Data entries for graphics
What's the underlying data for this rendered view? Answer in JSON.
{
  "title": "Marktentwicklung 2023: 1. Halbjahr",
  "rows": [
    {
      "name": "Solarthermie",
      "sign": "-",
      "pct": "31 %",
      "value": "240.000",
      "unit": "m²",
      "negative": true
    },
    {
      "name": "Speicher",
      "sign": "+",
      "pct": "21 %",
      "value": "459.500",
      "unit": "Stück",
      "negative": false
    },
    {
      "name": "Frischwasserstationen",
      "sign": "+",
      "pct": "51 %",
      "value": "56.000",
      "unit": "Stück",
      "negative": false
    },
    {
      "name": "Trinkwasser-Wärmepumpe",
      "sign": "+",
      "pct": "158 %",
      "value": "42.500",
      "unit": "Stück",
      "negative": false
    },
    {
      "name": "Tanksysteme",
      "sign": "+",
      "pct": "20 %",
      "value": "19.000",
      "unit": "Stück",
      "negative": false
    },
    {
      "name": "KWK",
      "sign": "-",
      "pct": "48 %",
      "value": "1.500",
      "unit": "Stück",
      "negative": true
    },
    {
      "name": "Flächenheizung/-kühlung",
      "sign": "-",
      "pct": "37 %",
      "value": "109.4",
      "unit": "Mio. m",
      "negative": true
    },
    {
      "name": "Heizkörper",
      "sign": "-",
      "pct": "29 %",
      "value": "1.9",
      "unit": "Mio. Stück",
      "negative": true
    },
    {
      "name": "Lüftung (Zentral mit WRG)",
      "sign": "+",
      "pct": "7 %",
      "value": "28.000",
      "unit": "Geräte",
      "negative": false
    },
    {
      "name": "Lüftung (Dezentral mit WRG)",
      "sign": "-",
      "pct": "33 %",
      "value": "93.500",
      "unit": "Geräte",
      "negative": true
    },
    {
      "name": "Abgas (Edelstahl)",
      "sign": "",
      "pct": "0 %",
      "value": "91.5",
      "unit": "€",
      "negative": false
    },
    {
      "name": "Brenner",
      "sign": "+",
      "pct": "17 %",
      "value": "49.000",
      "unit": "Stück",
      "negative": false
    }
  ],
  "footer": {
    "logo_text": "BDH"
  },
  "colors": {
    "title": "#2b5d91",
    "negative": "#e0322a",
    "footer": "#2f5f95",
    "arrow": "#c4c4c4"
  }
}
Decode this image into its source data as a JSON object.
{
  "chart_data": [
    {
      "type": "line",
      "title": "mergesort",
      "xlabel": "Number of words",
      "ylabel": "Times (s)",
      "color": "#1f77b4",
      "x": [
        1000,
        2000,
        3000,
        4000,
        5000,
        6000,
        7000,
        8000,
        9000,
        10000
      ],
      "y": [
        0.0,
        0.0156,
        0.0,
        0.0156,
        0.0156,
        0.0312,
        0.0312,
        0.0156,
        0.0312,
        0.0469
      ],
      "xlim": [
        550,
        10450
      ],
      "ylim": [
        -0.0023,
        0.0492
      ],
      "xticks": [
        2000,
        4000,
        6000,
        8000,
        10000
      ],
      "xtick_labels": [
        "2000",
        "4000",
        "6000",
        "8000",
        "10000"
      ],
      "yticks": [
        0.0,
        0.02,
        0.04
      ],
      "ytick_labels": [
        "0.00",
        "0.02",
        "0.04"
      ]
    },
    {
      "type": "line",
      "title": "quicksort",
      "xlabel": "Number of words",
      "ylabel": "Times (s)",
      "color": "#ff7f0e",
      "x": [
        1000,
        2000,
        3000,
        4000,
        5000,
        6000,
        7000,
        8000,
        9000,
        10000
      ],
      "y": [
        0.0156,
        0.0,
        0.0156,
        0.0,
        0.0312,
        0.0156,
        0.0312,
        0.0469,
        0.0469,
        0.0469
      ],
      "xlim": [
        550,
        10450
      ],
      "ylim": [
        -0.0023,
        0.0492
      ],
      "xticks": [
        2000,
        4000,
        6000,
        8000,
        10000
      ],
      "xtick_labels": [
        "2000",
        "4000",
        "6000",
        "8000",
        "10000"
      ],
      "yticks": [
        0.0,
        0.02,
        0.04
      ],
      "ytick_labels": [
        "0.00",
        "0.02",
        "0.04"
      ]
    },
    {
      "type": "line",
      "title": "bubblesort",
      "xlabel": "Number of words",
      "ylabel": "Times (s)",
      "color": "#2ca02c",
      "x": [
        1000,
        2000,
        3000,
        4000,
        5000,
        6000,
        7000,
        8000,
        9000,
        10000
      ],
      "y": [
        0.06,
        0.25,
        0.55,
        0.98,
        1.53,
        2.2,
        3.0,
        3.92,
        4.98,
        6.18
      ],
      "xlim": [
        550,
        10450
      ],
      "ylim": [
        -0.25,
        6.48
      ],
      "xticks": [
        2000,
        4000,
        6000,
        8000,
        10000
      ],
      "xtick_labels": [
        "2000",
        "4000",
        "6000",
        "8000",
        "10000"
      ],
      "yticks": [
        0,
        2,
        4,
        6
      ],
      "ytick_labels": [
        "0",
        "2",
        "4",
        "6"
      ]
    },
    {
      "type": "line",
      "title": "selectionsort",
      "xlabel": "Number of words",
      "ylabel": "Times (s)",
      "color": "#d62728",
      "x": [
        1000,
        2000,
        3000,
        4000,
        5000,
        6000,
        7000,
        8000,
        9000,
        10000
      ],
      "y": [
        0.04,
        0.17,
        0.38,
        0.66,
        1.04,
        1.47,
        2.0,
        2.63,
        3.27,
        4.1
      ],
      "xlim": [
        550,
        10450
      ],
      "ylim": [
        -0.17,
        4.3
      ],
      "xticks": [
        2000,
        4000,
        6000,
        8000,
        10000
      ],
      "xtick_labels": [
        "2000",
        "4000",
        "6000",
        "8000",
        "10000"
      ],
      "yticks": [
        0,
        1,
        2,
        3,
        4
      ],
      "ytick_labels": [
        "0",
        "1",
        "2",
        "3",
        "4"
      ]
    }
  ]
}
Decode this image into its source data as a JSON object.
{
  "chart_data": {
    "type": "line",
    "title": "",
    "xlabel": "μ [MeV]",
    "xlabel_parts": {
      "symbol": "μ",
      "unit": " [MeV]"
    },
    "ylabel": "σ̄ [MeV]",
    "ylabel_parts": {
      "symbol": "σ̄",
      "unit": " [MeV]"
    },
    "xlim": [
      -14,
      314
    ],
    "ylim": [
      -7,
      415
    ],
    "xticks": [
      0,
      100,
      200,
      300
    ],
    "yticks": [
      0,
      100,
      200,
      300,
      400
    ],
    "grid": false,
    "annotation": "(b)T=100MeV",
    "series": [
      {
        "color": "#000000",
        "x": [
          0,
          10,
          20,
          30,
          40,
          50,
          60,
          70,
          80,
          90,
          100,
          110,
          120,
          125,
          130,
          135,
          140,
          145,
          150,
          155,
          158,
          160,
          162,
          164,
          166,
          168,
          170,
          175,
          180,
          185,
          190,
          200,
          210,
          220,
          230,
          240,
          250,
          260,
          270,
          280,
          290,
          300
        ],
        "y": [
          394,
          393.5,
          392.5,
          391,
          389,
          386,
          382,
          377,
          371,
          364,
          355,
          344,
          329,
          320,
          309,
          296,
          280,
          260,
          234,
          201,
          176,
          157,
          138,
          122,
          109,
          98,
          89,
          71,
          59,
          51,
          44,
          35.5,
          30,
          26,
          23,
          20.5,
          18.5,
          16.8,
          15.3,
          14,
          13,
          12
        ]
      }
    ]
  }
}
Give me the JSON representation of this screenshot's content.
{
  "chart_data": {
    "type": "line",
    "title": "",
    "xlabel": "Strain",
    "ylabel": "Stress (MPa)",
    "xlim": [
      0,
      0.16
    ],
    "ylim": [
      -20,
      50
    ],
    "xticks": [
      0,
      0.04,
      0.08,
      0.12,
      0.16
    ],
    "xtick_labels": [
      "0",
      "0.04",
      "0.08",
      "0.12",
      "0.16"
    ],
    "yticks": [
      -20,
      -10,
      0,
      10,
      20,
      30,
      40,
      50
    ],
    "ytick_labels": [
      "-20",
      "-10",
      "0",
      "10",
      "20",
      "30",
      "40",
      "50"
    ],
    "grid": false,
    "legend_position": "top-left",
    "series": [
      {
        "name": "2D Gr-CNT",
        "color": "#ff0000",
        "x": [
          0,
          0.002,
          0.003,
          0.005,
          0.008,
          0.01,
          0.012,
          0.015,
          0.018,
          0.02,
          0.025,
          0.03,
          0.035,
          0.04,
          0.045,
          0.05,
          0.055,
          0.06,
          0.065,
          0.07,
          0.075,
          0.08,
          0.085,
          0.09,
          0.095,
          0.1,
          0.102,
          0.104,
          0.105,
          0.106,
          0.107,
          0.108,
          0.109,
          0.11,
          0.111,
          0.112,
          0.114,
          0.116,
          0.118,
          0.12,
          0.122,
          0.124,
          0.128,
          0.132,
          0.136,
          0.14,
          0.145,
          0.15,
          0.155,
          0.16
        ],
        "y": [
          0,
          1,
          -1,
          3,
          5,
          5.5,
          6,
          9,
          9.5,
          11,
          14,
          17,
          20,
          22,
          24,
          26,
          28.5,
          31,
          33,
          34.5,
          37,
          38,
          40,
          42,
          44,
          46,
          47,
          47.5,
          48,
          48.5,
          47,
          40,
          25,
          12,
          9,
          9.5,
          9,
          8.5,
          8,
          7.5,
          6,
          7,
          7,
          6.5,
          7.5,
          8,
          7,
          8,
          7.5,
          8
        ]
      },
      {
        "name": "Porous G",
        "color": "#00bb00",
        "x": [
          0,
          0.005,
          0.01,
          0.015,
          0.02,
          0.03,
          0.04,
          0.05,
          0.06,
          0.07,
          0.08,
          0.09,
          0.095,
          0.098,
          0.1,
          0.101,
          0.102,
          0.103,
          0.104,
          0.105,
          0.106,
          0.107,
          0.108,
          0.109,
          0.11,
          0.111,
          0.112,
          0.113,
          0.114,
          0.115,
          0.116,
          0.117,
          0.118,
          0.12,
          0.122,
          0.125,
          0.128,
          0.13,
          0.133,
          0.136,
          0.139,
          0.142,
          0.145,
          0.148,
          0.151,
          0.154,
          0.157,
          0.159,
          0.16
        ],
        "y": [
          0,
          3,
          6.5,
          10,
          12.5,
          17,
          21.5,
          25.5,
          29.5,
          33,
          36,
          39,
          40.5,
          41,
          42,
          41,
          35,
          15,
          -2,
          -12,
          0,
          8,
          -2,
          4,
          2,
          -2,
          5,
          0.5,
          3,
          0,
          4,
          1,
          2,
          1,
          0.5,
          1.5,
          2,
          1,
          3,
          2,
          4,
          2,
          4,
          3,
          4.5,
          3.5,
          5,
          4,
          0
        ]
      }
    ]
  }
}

## What the task asks
All lines above containing the string "title" are to be collected.

## Solution to this task
  "title": "Marktentwicklung 2023: 1. Halbjahr",
    "title": "#2b5d91",
      "title": "mergesort",
      "title": "quicksort",
      "title": "bubblesort",
      "title": "selectionsort",
    "title": "",
    "title": "",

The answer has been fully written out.